Records supplied:
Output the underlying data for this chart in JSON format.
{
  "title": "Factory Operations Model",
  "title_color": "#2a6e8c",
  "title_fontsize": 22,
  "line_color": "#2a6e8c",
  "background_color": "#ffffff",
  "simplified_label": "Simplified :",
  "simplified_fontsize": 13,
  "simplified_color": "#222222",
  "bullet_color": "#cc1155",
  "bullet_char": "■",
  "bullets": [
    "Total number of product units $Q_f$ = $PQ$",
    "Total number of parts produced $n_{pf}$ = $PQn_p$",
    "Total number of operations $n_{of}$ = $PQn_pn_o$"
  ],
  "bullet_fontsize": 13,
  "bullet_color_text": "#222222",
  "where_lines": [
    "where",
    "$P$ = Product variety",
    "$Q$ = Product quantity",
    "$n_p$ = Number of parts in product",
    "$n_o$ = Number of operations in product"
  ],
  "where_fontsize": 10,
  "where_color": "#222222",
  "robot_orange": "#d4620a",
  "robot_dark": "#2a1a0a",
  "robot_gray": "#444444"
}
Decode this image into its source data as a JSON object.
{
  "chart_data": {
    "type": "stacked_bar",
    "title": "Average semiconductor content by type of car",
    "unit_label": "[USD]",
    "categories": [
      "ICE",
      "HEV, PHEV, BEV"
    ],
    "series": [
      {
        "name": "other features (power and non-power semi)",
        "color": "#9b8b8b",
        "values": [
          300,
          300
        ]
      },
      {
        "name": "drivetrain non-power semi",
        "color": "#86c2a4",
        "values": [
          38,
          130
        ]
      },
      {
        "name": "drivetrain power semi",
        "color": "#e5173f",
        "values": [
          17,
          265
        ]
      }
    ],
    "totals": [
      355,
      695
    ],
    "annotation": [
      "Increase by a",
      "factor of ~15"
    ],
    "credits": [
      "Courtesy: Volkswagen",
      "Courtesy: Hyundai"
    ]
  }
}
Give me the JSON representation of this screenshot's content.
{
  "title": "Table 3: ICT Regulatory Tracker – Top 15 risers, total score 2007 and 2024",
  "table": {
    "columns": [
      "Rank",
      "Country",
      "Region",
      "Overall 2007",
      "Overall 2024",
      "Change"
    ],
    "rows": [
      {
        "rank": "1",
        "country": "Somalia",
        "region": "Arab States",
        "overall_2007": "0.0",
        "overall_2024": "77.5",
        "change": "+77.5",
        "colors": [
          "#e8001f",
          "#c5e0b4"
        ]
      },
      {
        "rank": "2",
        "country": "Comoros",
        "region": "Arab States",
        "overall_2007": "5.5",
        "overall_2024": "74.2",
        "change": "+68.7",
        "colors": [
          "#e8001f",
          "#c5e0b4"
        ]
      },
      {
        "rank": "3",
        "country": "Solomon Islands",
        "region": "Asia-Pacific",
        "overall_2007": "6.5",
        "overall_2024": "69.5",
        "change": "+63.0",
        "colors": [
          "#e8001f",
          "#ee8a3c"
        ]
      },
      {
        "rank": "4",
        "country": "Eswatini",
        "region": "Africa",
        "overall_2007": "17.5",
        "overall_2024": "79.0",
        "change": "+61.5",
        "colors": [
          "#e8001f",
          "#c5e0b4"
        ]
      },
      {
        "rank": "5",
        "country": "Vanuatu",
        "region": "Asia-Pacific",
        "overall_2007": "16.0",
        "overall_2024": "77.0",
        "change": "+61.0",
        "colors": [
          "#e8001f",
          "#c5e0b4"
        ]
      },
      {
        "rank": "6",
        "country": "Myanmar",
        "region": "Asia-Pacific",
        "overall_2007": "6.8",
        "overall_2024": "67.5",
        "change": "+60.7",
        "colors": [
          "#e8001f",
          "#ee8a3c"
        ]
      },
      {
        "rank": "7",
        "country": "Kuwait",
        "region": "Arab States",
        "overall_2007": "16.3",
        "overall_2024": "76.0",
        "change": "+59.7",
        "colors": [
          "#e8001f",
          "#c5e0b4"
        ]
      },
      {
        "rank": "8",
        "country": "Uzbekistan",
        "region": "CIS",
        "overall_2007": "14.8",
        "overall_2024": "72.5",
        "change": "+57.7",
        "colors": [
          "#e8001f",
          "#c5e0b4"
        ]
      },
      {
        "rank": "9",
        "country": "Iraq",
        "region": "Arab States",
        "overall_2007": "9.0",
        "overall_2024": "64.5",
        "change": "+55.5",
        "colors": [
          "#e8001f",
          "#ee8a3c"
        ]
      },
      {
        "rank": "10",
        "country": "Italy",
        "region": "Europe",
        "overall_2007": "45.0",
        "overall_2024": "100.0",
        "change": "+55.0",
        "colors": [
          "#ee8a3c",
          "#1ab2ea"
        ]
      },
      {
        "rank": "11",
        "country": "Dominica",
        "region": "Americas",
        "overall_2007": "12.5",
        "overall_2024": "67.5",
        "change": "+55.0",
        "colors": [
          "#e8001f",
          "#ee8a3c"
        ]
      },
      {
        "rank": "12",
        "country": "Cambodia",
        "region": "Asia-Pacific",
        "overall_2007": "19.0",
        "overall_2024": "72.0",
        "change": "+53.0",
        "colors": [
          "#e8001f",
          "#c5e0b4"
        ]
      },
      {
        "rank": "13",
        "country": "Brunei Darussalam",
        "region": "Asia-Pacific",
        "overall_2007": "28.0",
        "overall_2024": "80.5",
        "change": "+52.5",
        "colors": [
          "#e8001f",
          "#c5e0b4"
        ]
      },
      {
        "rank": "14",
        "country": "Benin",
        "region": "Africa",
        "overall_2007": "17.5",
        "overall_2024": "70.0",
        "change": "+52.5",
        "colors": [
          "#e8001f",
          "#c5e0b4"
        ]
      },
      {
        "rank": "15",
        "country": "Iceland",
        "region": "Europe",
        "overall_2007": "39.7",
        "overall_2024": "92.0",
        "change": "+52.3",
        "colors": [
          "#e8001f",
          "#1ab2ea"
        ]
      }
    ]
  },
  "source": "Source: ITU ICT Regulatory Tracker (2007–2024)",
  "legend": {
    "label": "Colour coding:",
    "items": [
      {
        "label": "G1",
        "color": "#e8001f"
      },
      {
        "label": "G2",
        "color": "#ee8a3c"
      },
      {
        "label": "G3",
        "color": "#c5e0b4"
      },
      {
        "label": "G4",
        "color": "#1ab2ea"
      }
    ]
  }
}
* * *
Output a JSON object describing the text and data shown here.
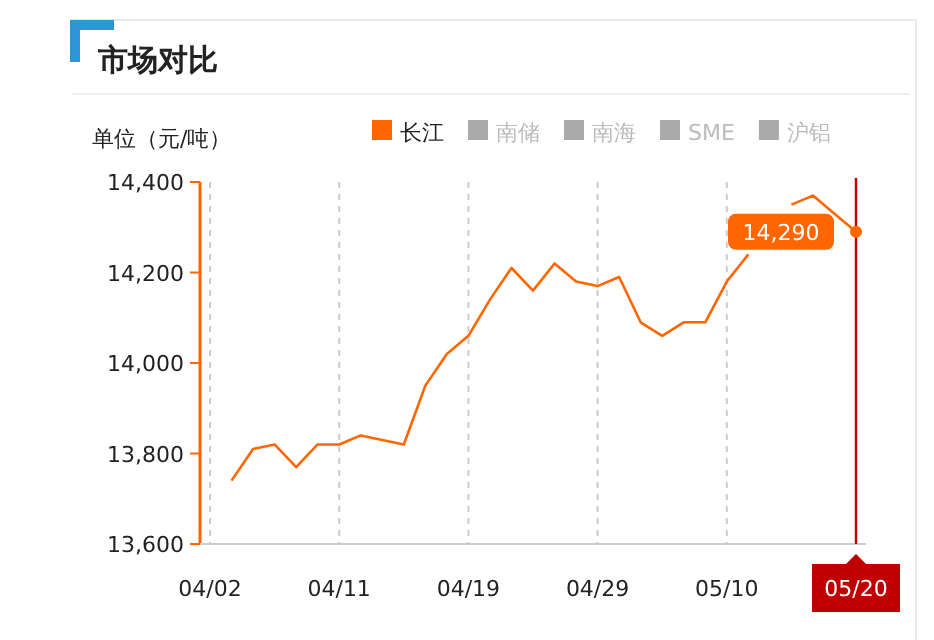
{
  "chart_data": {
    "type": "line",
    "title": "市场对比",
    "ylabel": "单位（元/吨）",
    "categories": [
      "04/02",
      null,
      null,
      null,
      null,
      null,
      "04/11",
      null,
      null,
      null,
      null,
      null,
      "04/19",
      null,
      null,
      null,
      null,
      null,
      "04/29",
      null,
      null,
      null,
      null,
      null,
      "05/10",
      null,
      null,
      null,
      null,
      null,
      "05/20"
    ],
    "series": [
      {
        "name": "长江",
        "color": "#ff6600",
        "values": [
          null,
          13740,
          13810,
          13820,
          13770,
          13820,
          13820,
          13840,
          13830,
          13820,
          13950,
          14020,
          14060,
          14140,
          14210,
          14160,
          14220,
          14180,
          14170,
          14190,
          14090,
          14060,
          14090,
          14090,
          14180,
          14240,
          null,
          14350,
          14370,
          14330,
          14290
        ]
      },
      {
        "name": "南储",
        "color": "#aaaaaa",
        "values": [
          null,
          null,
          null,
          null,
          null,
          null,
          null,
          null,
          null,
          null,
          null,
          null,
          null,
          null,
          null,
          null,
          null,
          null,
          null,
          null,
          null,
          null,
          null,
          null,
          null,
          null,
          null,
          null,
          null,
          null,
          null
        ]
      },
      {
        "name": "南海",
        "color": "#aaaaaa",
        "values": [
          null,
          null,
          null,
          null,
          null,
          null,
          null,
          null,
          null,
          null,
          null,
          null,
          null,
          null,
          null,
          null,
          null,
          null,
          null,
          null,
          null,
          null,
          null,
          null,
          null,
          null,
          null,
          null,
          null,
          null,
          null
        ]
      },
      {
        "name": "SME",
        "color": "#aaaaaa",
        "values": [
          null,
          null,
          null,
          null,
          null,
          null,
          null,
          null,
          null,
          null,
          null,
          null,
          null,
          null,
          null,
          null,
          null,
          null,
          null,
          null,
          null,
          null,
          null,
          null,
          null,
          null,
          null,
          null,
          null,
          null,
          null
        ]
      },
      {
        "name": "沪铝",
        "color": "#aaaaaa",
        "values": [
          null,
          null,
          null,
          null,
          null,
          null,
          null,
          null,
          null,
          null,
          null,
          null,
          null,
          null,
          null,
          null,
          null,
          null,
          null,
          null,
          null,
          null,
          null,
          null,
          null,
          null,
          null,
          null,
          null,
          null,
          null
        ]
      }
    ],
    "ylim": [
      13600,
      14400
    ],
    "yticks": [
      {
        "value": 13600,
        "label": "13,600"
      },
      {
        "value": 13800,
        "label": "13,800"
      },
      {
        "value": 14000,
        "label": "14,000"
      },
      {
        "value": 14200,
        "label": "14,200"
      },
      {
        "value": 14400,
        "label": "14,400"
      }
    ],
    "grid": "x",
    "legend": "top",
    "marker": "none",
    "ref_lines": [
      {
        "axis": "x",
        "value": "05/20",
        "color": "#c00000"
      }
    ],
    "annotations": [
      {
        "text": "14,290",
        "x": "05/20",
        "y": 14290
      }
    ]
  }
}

Directions for this task: Lines that hold "JSON" are the ones to copy; find all of them.

Result of the exercise:
Output the underlying data for this chart in JSON format.
Decode this image into its source data as a JSON object.
Give me the JSON representation of this screenshot's content.
Output a JSON object describing the text and data shown here.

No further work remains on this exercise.